== AIM OF THE TASK ==
Copy each line below that contains "Secundario".

(Figure dataset records)
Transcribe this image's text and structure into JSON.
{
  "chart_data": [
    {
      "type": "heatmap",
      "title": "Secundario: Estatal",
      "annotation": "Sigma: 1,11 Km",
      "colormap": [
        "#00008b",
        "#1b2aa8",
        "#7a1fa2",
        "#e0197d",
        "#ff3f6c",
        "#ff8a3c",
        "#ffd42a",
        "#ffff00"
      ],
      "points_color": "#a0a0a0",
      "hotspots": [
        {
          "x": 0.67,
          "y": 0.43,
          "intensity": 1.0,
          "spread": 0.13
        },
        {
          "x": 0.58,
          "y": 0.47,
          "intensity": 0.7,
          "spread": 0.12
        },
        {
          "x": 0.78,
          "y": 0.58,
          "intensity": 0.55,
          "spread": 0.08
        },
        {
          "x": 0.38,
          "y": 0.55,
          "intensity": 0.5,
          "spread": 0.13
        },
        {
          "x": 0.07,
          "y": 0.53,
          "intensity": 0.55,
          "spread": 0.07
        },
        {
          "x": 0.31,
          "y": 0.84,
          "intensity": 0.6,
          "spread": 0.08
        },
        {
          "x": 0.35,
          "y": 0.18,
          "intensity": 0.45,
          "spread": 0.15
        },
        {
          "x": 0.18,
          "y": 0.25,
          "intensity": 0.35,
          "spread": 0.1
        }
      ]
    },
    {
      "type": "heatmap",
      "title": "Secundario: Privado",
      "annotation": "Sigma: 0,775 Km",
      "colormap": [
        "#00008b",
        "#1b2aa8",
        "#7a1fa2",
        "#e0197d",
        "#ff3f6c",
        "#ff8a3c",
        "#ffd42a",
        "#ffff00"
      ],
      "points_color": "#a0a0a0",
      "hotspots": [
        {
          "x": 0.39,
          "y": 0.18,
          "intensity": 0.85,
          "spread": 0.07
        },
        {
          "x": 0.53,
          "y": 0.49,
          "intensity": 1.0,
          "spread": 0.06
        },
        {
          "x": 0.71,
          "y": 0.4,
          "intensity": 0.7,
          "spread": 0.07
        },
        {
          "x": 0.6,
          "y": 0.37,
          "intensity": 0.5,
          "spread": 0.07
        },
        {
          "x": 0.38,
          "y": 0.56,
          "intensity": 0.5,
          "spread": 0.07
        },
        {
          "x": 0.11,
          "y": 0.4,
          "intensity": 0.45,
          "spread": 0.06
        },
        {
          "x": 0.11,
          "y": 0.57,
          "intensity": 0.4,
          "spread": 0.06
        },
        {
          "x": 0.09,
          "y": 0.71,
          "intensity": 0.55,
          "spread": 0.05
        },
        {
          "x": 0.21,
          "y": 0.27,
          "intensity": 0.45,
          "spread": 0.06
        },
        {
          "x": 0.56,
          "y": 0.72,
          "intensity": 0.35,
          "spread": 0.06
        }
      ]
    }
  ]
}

== TASK OUTPUT ==
      "title": "Secundario: Estatal",
      "title": "Secundario: Privado",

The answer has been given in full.